### WHAT IS BEING ASKED:
Copy every record below, exactly as written.

### RECORDS:
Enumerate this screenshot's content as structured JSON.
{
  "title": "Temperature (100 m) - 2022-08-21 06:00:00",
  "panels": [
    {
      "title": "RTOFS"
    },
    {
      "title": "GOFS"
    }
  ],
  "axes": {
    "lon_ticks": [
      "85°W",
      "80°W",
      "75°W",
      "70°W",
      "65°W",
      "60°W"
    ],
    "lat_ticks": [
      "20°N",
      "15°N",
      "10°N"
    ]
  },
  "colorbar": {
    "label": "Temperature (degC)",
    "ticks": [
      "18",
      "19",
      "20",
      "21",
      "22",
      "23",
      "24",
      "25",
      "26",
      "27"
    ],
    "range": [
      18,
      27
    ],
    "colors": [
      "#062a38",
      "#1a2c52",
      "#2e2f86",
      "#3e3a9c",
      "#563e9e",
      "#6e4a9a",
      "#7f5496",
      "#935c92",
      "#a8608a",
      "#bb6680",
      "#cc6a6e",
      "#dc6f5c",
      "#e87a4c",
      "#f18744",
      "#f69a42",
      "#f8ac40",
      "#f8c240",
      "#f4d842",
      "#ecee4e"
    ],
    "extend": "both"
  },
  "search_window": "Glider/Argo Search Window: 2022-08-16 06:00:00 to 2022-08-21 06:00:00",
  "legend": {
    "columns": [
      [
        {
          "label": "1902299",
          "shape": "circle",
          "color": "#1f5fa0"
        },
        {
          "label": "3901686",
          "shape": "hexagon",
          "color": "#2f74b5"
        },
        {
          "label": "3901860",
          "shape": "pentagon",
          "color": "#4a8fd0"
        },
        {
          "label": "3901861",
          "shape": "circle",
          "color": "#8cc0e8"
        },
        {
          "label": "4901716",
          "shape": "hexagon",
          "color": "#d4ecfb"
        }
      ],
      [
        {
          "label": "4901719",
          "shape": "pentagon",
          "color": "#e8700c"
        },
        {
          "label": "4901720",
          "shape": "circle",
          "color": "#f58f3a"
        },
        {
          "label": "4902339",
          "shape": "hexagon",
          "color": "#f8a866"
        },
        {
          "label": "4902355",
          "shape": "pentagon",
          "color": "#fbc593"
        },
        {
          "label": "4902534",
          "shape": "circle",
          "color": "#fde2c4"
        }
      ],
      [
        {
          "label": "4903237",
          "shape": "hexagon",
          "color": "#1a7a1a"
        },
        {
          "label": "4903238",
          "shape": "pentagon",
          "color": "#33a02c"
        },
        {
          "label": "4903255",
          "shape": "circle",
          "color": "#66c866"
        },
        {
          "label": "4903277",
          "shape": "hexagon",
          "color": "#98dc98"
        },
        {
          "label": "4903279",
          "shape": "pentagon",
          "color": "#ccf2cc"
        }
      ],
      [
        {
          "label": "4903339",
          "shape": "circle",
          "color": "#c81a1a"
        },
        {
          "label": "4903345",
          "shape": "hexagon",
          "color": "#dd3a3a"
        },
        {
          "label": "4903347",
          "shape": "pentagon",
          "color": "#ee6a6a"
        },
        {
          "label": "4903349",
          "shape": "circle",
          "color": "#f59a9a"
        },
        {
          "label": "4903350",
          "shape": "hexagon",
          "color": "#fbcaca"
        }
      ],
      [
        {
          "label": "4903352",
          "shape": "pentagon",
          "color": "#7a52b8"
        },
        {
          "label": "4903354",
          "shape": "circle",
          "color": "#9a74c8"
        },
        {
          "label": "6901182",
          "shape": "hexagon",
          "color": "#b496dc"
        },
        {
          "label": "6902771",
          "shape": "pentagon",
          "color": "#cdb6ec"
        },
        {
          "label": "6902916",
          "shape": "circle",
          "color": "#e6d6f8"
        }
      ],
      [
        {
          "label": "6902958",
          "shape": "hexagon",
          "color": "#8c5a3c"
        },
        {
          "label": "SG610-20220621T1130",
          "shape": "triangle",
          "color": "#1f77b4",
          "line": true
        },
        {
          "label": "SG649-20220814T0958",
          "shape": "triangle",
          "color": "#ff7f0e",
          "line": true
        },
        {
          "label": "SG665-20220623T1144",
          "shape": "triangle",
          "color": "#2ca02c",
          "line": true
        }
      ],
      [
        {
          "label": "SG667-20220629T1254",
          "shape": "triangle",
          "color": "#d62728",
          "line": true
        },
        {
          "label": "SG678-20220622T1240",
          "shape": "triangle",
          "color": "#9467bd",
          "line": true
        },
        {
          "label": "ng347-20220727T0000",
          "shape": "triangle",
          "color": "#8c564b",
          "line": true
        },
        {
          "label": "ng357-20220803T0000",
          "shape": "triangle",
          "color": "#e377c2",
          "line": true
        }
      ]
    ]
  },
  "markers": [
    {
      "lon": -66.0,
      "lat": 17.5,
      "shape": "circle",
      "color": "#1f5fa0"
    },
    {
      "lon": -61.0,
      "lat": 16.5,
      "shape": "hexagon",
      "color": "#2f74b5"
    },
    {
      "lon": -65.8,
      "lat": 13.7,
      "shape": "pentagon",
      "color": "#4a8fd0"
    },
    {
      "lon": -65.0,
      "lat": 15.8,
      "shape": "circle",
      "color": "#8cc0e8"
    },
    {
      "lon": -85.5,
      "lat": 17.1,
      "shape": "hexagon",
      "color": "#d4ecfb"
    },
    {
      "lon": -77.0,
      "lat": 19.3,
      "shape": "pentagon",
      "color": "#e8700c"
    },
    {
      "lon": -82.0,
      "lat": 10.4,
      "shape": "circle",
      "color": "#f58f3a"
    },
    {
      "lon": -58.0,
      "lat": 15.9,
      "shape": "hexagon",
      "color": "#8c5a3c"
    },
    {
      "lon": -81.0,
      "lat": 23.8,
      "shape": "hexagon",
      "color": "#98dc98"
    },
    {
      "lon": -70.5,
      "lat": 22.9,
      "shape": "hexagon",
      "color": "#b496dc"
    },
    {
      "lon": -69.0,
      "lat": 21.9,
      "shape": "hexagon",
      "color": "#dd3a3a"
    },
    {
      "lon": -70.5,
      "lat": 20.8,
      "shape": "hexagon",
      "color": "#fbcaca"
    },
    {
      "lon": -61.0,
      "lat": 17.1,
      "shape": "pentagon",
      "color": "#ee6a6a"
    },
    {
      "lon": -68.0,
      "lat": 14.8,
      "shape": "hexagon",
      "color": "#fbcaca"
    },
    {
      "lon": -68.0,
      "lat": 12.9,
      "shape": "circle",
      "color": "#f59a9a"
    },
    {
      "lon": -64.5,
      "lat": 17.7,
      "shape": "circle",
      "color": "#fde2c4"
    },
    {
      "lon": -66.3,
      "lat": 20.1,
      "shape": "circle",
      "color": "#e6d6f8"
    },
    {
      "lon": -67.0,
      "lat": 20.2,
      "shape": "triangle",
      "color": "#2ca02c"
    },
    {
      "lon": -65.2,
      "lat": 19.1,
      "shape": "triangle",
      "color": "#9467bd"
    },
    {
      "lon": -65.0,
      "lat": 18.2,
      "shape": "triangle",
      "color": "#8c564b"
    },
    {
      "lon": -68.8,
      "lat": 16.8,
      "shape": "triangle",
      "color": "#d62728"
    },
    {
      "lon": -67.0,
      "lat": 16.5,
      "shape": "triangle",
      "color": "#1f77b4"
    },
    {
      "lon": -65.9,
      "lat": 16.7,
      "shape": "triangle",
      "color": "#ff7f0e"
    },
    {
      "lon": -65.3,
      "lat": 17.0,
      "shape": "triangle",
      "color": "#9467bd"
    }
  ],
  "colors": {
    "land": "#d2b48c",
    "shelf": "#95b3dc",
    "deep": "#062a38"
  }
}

### ANSWER TO THIS TASK:
Enumerate this screenshot's content as structured JSON.
{
  "title": "Temperature (100 m) - 2022-08-21 06:00:00",
  "panels": [
    {
      "title": "RTOFS"
    },
    {
      "title": "GOFS"
    }
  ],
  "axes": {
    "lon_ticks": [
      "85°W",
      "80°W",
      "75°W",
      "70°W",
      "65°W",
      "60°W"
    ],
    "lat_ticks": [
      "20°N",
      "15°N",
      "10°N"
    ]
  },
  "colorbar": {
    "label": "Temperature (degC)",
    "ticks": [
      "18",
      "19",
      "20",
      "21",
      "22",
      "23",
      "24",
      "25",
      "26",
      "27"
    ],
    "range": [
      18,
      27
    ],
    "colors": [
      "#062a38",
      "#1a2c52",
      "#2e2f86",
      "#3e3a9c",
      "#563e9e",
      "#6e4a9a",
      "#7f5496",
      "#935c92",
      "#a8608a",
      "#bb6680",
      "#cc6a6e",
      "#dc6f5c",
      "#e87a4c",
      "#f18744",
      "#f69a42",
      "#f8ac40",
      "#f8c240",
      "#f4d842",
      "#ecee4e"
    ],
    "extend": "both"
  },
  "search_window": "Glider/Argo Search Window: 2022-08-16 06:00:00 to 2022-08-21 06:00:00",
  "legend": {
    "columns": [
      [
        {
          "label": "1902299",
          "shape": "circle",
          "color": "#1f5fa0"
        },
        {
          "label": "3901686",
          "shape": "hexagon",
          "color": "#2f74b5"
        },
        {
          "label": "3901860",
          "shape": "pentagon",
          "color": "#4a8fd0"
        },
        {
          "label": "3901861",
          "shape": "circle",
          "color": "#8cc0e8"
        },
        {
          "label": "4901716",
          "shape": "hexagon",
          "color": "#d4ecfb"
        }
      ],
      [
        {
          "label": "4901719",
          "shape": "pentagon",
          "color": "#e8700c"
        },
        {
          "label": "4901720",
          "shape": "circle",
          "color": "#f58f3a"
        },
        {
          "label": "4902339",
          "shape": "hexagon",
          "color": "#f8a866"
        },
        {
          "label": "4902355",
          "shape": "pentagon",
          "color": "#fbc593"
        },
        {
          "label": "4902534",
          "shape": "circle",
          "color": "#fde2c4"
        }
      ],
      [
        {
          "label": "4903237",
          "shape": "hexagon",
          "color": "#1a7a1a"
        },
        {
          "label": "4903238",
          "shape": "pentagon",
          "color": "#33a02c"
        },
        {
          "label": "4903255",
          "shape": "circle",
          "color": "#66c866"
        },
        {
          "label": "4903277",
          "shape": "hexagon",
          "color": "#98dc98"
        },
        {
          "label": "4903279",
          "shape": "pentagon",
          "color": "#ccf2cc"
        }
      ],
      [
        {
          "label": "4903339",
          "shape": "circle",
          "color": "#c81a1a"
        },
        {
          "label": "4903345",
          "shape": "hexagon",
          "color": "#dd3a3a"
        },
        {
          "label": "4903347",
          "shape": "pentagon",
          "color": "#ee6a6a"
        },
        {
          "label": "4903349",
          "shape": "circle",
          "color": "#f59a9a"
        },
        {
          "label": "4903350",
          "shape": "hexagon",
          "color": "#fbcaca"
        }
      ],
      [
        {
          "label": "4903352",
          "shape": "pentagon",
          "color": "#7a52b8"
        },
        {
          "label": "4903354",
          "shape": "circle",
          "color": "#9a74c8"
        },
        {
          "label": "6901182",
          "shape": "hexagon",
          "color": "#b496dc"
        },
        {
          "label": "6902771",
          "shape": "pentagon",
          "color": "#cdb6ec"
        },
        {
          "label": "6902916",
          "shape": "circle",
          "color": "#e6d6f8"
        }
      ],
      [
        {
          "label": "6902958",
          "shape": "hexagon",
          "color": "#8c5a3c"
        },
        {
          "label": "SG610-20220621T1130",
          "shape": "triangle",
          "color": "#1f77b4",
          "line": true
        },
        {
          "label": "SG649-20220814T0958",
          "shape": "triangle",
          "color": "#ff7f0e",
          "line": true
        },
        {
          "label": "SG665-20220623T1144",
          "shape": "triangle",
          "color": "#2ca02c",
          "line": true
        }
      ],
      [
        {
          "label": "SG667-20220629T1254",
          "shape": "triangle",
          "color": "#d62728",
          "line": true
        },
        {
          "label": "SG678-20220622T1240",
          "shape": "triangle",
          "color": "#9467bd",
          "line": true
        },
        {
          "label": "ng347-20220727T0000",
          "shape": "triangle",
          "color": "#8c564b",
          "line": true
        },
        {
          "label": "ng357-20220803T0000",
          "shape": "triangle",
          "color": "#e377c2",
          "line": true
        }
      ]
    ]
  },
  "markers": [
    {
      "lon": -66.0,
      "lat": 17.5,
      "shape": "circle",
      "color": "#1f5fa0"
    },
    {
      "lon": -61.0,
      "lat": 16.5,
      "shape": "hexagon",
      "color": "#2f74b5"
    },
    {
      "lon": -65.8,
      "lat": 13.7,
      "shape": "pentagon",
      "color": "#4a8fd0"
    },
    {
      "lon": -65.0,
      "lat": 15.8,
      "shape": "circle",
      "color": "#8cc0e8"
    },
    {
      "lon": -85.5,
      "lat": 17.1,
      "shape": "hexagon",
      "color": "#d4ecfb"
    },
    {
      "lon": -77.0,
      "lat": 19.3,
      "shape": "pentagon",
      "color": "#e8700c"
    },
    {
      "lon": -82.0,
      "lat": 10.4,
      "shape": "circle",
      "color": "#f58f3a"
    },
    {
      "lon": -58.0,
      "lat": 15.9,
      "shape": "hexagon",
      "color": "#8c5a3c"
    },
    {
      "lon": -81.0,
      "lat": 23.8,
      "shape": "hexagon",
      "color": "#98dc98"
    },
    {
      "lon": -70.5,
      "lat": 22.9,
      "shape": "hexagon",
      "color": "#b496dc"
    },
    {
      "lon": -69.0,
      "lat": 21.9,
      "shape": "hexagon",
      "color": "#dd3a3a"
    },
    {
      "lon": -70.5,
      "lat": 20.8,
      "shape": "hexagon",
      "color": "#fbcaca"
    },
    {
      "lon": -61.0,
      "lat": 17.1,
      "shape": "pentagon",
      "color": "#ee6a6a"
    },
    {
      "lon": -68.0,
      "lat": 14.8,
      "shape": "hexagon",
      "color": "#fbcaca"
    },
    {
      "lon": -68.0,
      "lat": 12.9,
      "shape": "circle",
      "color": "#f59a9a"
    },
    {
      "lon": -64.5,
      "lat": 17.7,
      "shape": "circle",
      "color": "#fde2c4"
    },
    {
      "lon": -66.3,
      "lat": 20.1,
      "shape": "circle",
      "color": "#e6d6f8"
    },
    {
      "lon": -67.0,
      "lat": 20.2,
      "shape": "triangle",
      "color": "#2ca02c"
    },
    {
      "lon": -65.2,
      "lat": 19.1,
      "shape": "triangle",
      "color": "#9467bd"
    },
    {
      "lon": -65.0,
      "lat": 18.2,
      "shape": "triangle",
      "color": "#8c564b"
    },
    {
      "lon": -68.8,
      "lat": 16.8,
      "shape": "triangle",
      "color": "#d62728"
    },
    {
      "lon": -67.0,
      "lat": 16.5,
      "shape": "triangle",
      "color": "#1f77b4"
    },
    {
      "lon": -65.9,
      "lat": 16.7,
      "shape": "triangle",
      "color": "#ff7f0e"
    },
    {
      "lon": -65.3,
      "lat": 17.0,
      "shape": "triangle",
      "color": "#9467bd"
    }
  ],
  "colors": {
    "land": "#d2b48c",
    "shelf": "#95b3dc",
    "deep": "#062a38"
  }
}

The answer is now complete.